WHAT IS ASKED
Transcribe the entries below exactly.

-- start TASK INPUTS --

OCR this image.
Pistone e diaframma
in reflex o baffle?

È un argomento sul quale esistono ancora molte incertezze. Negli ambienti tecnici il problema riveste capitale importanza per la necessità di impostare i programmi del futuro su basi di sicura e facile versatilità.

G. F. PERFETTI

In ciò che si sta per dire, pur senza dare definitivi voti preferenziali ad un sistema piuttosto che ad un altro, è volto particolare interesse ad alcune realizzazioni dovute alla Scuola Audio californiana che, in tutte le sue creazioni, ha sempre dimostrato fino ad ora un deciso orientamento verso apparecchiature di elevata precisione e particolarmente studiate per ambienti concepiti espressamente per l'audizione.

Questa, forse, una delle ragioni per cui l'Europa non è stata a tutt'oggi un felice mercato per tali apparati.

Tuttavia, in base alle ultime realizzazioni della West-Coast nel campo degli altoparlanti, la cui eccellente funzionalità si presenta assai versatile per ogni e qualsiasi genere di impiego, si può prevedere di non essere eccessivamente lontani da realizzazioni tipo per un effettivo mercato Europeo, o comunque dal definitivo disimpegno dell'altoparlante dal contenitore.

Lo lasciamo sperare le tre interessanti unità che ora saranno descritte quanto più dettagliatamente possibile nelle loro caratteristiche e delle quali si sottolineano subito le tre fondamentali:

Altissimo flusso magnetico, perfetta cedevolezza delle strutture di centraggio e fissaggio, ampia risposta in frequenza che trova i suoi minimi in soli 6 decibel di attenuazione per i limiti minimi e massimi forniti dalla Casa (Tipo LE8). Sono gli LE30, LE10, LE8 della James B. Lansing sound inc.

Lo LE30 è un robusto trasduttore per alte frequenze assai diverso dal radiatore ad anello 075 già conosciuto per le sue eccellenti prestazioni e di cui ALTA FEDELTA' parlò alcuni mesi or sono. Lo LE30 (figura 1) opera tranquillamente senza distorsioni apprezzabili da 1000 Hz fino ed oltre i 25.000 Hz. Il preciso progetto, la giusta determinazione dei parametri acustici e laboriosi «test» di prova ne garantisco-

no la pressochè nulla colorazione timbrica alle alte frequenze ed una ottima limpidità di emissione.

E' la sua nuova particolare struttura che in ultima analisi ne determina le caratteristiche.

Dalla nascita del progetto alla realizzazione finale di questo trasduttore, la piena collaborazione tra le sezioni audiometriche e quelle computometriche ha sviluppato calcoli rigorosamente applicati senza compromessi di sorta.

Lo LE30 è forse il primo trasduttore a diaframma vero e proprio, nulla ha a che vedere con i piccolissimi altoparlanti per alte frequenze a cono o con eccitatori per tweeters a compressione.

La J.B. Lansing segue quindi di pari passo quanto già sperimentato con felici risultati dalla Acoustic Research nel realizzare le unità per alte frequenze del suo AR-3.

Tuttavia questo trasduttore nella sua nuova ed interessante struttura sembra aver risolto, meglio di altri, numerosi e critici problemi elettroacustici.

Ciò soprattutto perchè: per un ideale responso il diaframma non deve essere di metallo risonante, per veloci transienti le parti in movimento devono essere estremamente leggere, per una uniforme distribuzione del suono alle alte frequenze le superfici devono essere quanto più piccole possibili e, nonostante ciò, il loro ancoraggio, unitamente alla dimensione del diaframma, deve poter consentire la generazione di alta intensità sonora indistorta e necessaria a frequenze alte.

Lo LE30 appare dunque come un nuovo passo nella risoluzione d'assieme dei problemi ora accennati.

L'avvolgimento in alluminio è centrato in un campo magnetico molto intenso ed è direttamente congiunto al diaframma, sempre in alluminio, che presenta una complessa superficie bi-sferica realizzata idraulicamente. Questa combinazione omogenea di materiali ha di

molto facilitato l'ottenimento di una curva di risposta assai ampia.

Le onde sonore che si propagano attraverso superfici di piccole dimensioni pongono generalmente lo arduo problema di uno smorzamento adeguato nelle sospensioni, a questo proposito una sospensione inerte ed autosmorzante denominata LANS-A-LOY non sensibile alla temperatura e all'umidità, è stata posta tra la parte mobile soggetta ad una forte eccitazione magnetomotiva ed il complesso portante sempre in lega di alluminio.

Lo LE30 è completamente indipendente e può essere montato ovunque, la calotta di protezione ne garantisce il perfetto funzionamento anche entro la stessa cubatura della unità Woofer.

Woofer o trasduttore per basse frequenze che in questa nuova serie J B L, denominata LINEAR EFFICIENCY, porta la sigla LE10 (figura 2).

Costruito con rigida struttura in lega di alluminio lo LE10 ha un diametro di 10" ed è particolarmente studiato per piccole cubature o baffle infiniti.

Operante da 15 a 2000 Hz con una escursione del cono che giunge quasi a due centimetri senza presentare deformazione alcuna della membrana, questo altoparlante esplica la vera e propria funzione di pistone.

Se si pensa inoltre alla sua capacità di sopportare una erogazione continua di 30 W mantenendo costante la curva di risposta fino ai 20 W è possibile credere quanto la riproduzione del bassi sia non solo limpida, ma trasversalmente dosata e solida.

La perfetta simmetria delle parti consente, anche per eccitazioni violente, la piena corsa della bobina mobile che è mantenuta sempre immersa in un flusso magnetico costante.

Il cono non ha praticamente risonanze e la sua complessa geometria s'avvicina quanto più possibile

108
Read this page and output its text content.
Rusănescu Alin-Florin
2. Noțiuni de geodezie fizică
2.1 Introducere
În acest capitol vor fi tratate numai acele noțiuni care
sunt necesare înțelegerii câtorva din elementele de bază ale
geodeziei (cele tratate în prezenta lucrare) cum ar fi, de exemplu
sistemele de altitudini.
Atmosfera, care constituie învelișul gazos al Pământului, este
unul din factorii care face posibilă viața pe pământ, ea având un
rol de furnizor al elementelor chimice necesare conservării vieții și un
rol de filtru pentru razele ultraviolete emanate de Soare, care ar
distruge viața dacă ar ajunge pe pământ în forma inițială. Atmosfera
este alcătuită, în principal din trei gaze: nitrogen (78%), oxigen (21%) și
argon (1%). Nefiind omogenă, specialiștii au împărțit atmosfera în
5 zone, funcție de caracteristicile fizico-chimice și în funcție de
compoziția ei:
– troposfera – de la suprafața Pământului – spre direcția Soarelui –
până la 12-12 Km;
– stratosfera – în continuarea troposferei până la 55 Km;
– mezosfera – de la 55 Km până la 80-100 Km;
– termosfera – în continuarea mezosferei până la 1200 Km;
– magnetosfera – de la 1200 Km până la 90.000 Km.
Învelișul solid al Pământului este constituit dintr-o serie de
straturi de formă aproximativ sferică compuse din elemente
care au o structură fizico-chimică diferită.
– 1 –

-- end TASK INPUTS --

ANSWER TO THE PROBLEM
OCR this image.
Pistone e diaframma
in reflex o baffle?

È un argomento sul quale esistono ancora molte incertezze. Negli ambienti tecnici il problema riveste capitale importanza per la necessità di impostare i programmi del futuro su basi di sicura e facile versatilità.

G. F. PERFETTI

In ciò che si sta per dire, pur senza dare definitivi voti preferenziali ad un sistema piuttosto che ad un altro, è volto particolare interesse ad alcune realizzazioni dovute alla Scuola Audio californiana che, in tutte le sue creazioni, ha sempre dimostrato fino ad ora un deciso orientamento verso apparecchiature di elevata precisione e particolarmente studiate per ambienti concepiti espressamente per l'audizione.

Questa, forse, una delle ragioni per cui l'Europa non è stata a tutt'oggi un felice mercato per tali apparati.

Tuttavia, in base alle ultime realizzazioni della West-Coast nel campo degli altoparlanti, la cui eccellente funzionalità si presenta assai versatile per ogni e qualsiasi genere di impiego, si può prevedere di non essere eccessivamente lontani da realizzazioni tipo per un effettivo mercato Europeo, o comunque dal definitivo disimpegno dell'altoparlante dal contenitore.

Lo lasciamo sperare le tre interessanti unità che ora saranno descritte quanto più dettagliatamente possibile nelle loro caratteristiche e delle quali si sottolineano subito le tre fondamentali:

Altissimo flusso magnetico, perfetta cedevolezza delle strutture di centraggio e fissaggio, ampia risposta in frequenza che trova i suoi minimi in soli 6 decibel di attenuazione per i limiti minimi e massimi forniti dalla Casa (Tipo LE8). Sono gli LE30, LE10, LE8 della James B. Lansing sound inc.

Lo LE30 è un robusto trasduttore per alte frequenze assai diverso dal radiatore ad anello 075 già conosciuto per le sue eccellenti prestazioni e di cui ALTA FEDELTA' parlò alcuni mesi or sono. Lo LE30 (figura 1) opera tranquillamente senza distorsioni apprezzabili da 1000 Hz fino ed oltre i 25.000 Hz. Il preciso progetto, la giusta determinazione dei parametri acustici e laboriosi «test» di prova ne garantisco-

no la pressochè nulla colorazione timbrica alle alte frequenze ed una ottima limpidità di emissione.

E' la sua nuova particolare struttura che in ultima analisi ne determina le caratteristiche.

Dalla nascita del progetto alla realizzazione finale di questo trasduttore, la piena collaborazione tra le sezioni audiometriche e quelle computometriche ha sviluppato calcoli rigorosamente applicati senza compromessi di sorta.

Lo LE30 è forse il primo trasduttore a diaframma vero e proprio, nulla ha a che vedere con i piccolissimi altoparlanti per alte frequenze a cono o con eccitatori per tweeters a compressione.

La J.B. Lansing segue quindi di pari passo quanto già sperimentato con felici risultati dalla Acoustic Research nel realizzare le unità per alte frequenze del suo AR-3.

Tuttavia questo trasduttore nella sua nuova ed interessante struttura sembra aver risolto, meglio di altri, numerosi e critici problemi elettroacustici.

Ciò soprattutto perchè: per un ideale responso il diaframma non deve essere di metallo risonante, per veloci transienti le parti in movimento devono essere estremamente leggere, per una uniforme distribuzione del suono alle alte frequenze le superfici devono essere quanto più piccole possibili e, nonostante ciò, il loro ancoraggio, unitamente alla dimensione del diaframma, deve poter consentire la generazione di alta intensità sonora indistorta e necessaria a frequenze alte.

Lo LE30 appare dunque come un nuovo passo nella risoluzione d'assieme dei problemi ora accennati.

L'avvolgimento in alluminio è centrato in un campo magnetico molto intenso ed è direttamente congiunto al diaframma, sempre in alluminio, che presenta una complessa superficie bi-sferica realizzata idraulicamente. Questa combinazione omogenea di materiali ha di

molto facilitato l'ottenimento di una curva di risposta assai ampia.

Le onde sonore che si propagano attraverso superfici di piccole dimensioni pongono generalmente lo arduo problema di uno smorzamento adeguato nelle sospensioni, a questo proposito una sospensione inerte ed autosmorzante denominata LANS-A-LOY non sensibile alla temperatura e all'umidità, è stata posta tra la parte mobile soggetta ad una forte eccitazione magnetomotiva ed il complesso portante sempre in lega di alluminio.

Lo LE30 è completamente indipendente e può essere montato ovunque, la calotta di protezione ne garantisce il perfetto funzionamento anche entro la stessa cubatura della unità Woofer.

Woofer o trasduttore per basse frequenze che in questa nuova serie J B L, denominata LINEAR EFFICIENCY, porta la sigla LE10 (figura 2).

Costruito con rigida struttura in lega di alluminio lo LE10 ha un diametro di 10" ed è particolarmente studiato per piccole cubature o baffle infiniti.

Operante da 15 a 2000 Hz con una escursione del cono che giunge quasi a due centimetri senza presentare deformazione alcuna della membrana, questo altoparlante esplica la vera e propria funzione di pistone.

Se si pensa inoltre alla sua capacità di sopportare una erogazione continua di 30 W mantenendo costante la curva di risposta fino ai 20 W è possibile credere quanto la riproduzione del bassi sia non solo limpida, ma trasversalmente dosata e solida.

La perfetta simmetria delle parti consente, anche per eccitazioni violente, la piena corsa della bobina mobile che è mantenuta sempre immersa in un flusso magnetico costante.

Il cono non ha praticamente risonanze e la sua complessa geometria s'avvicina quanto più possibile

108
Read this page and output its text content.
Rusănescu Alin-Florin
2. Noțiuni de geodezie fizică
2.1 Introducere
În acest capitol vor fi tratate numai acele noțiuni care
sunt necesare înțelegerii câtorva din elementele de bază ale
geodeziei (cele tratate în prezenta lucrare) cum ar fi, de exemplu
sistemele de altitudini.
Atmosfera, care constituie învelișul gazos al Pământului, este
unul din factorii care face posibilă viața pe pământ, ea având un
rol de furnizor al elementelor chimice necesare conservării vieții și un
rol de filtru pentru razele ultraviolete emanate de Soare, care ar
distruge viața dacă ar ajunge pe pământ în forma inițială. Atmosfera
este alcătuită, în principal din trei gaze: nitrogen (78%), oxigen (21%) și
argon (1%). Nefiind omogenă, specialiștii au împărțit atmosfera în
5 zone, funcție de caracteristicile fizico-chimice și în funcție de
compoziția ei:
– troposfera – de la suprafața Pământului – spre direcția Soarelui –
până la 12-12 Km;
– stratosfera – în continuarea troposferei până la 55 Km;
– mezosfera – de la 55 Km până la 80-100 Km;
– termosfera – în continuarea mezosferei până la 1200 Km;
– magnetosfera – de la 1200 Km până la 90.000 Km.
Învelișul solid al Pământului este constituit dintr-o serie de
straturi de formă aproximativ sferică compuse din elemente
care au o structură fizico-chimică diferită.
– 1 –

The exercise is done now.